## Task goal
Copy out lines with the word "title" from the material that follows.

## The data
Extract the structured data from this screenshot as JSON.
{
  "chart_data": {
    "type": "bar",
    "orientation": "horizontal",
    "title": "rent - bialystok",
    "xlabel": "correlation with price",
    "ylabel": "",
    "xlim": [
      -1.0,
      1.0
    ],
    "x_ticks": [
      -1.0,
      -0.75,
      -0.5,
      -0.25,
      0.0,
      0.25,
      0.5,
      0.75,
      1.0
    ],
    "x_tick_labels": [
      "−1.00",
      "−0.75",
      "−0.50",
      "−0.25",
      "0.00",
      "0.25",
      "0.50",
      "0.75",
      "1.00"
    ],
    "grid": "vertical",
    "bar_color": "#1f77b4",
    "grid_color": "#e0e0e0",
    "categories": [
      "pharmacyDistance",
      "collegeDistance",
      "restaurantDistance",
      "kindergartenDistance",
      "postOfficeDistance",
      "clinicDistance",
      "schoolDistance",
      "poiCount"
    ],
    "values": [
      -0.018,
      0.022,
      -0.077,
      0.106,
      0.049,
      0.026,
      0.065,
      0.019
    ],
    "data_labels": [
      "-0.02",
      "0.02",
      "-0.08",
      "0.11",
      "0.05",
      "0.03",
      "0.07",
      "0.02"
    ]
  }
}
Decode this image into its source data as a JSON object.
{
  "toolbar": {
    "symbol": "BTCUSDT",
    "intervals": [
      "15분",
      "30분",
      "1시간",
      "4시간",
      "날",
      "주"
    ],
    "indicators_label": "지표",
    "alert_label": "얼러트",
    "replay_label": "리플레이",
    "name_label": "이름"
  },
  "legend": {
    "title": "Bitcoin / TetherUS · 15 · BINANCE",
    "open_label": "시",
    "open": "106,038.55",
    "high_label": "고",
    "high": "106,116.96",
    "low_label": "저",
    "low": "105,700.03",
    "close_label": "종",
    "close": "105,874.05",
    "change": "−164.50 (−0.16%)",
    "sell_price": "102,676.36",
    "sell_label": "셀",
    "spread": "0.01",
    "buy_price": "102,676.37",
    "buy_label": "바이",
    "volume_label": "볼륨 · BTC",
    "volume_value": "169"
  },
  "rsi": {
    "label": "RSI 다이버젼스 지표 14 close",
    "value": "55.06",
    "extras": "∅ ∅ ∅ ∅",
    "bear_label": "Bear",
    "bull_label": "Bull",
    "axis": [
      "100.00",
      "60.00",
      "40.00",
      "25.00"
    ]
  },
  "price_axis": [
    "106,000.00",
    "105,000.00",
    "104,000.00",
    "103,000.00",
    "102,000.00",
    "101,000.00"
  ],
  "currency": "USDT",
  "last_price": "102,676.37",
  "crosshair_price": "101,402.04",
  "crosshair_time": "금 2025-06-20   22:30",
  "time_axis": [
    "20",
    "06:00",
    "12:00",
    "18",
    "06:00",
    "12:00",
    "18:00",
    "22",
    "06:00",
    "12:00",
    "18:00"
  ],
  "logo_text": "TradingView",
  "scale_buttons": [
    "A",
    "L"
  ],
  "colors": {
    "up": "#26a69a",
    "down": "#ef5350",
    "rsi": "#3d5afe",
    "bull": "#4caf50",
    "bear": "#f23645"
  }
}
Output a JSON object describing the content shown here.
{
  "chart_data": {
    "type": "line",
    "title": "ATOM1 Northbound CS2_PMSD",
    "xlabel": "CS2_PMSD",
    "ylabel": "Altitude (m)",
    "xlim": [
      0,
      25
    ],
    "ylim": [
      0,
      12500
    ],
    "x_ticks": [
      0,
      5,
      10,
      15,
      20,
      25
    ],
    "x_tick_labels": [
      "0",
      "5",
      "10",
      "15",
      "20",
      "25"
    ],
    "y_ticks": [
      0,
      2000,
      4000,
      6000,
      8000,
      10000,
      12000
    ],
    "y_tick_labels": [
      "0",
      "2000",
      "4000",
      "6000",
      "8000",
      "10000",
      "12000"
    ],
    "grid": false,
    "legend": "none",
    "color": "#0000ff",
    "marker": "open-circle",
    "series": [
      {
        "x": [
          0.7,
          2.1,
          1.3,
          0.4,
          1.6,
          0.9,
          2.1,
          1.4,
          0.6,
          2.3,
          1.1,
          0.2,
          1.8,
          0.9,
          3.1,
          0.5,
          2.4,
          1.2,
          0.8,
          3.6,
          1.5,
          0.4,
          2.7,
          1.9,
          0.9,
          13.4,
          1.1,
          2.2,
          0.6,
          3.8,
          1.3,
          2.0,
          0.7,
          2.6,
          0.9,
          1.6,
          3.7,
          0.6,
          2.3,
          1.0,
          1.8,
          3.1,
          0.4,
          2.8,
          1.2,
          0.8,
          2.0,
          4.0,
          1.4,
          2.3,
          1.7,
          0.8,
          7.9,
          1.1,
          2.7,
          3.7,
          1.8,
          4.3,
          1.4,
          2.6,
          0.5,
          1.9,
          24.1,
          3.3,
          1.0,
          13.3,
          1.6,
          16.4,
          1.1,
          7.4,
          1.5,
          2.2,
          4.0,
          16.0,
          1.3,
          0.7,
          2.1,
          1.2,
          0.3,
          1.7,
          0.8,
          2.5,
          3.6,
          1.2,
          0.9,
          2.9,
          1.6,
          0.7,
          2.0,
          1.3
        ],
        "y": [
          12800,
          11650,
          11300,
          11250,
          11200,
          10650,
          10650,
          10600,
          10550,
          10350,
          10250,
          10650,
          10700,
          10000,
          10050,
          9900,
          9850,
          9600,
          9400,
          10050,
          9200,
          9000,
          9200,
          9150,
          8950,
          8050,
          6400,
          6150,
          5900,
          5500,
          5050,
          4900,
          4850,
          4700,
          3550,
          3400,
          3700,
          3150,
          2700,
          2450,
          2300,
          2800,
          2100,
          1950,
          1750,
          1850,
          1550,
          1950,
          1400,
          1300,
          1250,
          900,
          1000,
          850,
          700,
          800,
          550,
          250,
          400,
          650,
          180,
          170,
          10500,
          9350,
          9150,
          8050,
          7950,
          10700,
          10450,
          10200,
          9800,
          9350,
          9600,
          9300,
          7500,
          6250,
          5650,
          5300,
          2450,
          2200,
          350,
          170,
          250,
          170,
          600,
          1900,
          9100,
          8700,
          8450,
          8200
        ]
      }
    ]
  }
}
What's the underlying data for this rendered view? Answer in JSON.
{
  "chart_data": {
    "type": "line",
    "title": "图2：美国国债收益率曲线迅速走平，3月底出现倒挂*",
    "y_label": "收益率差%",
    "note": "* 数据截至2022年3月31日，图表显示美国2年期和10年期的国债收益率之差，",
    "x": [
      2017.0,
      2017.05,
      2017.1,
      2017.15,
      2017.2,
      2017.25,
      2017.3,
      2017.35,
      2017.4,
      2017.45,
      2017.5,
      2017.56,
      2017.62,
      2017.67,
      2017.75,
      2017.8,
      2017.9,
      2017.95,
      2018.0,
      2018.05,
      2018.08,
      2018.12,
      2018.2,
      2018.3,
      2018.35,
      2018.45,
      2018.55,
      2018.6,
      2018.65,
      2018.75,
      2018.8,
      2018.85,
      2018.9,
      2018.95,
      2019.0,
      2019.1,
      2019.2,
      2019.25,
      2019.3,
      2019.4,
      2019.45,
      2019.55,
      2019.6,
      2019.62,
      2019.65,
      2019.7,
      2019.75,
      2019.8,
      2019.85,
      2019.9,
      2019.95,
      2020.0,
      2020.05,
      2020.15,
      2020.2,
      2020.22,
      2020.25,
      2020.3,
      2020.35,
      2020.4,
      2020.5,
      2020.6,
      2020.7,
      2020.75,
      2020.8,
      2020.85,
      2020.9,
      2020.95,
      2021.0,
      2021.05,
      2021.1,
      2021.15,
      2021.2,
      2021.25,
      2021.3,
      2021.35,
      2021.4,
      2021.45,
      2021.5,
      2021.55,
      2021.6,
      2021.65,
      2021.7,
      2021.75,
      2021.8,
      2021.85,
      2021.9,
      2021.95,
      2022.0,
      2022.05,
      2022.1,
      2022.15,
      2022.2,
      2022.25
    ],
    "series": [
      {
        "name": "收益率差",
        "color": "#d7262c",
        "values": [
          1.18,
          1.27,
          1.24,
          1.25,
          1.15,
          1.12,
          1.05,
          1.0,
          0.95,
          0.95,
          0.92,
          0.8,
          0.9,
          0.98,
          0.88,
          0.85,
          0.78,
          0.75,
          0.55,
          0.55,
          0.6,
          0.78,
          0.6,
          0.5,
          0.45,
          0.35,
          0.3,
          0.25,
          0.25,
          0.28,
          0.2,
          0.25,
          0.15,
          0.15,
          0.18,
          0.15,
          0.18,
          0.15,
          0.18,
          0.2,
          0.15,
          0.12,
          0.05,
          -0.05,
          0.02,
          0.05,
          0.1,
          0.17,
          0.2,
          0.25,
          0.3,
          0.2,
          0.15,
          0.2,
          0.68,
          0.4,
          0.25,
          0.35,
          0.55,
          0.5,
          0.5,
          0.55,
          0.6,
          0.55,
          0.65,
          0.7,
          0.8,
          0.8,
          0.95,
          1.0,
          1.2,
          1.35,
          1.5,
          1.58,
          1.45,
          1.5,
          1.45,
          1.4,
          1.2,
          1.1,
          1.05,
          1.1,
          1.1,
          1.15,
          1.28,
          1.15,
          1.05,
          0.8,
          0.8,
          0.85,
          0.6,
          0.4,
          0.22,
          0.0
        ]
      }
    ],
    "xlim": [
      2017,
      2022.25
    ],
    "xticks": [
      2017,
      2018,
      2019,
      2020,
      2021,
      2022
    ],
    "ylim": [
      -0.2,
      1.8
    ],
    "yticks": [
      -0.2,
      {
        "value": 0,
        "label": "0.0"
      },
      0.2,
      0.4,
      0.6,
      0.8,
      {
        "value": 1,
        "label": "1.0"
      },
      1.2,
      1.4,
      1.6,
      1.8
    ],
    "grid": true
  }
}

## Result for this task
    "title": "rent - bialystok",
    "title": "Bitcoin / TetherUS · 15 · BINANCE",
    "title": "ATOM1 Northbound CS2_PMSD",
    "title": "图2：美国国债收益率曲线迅速走平，3月底出现倒挂*",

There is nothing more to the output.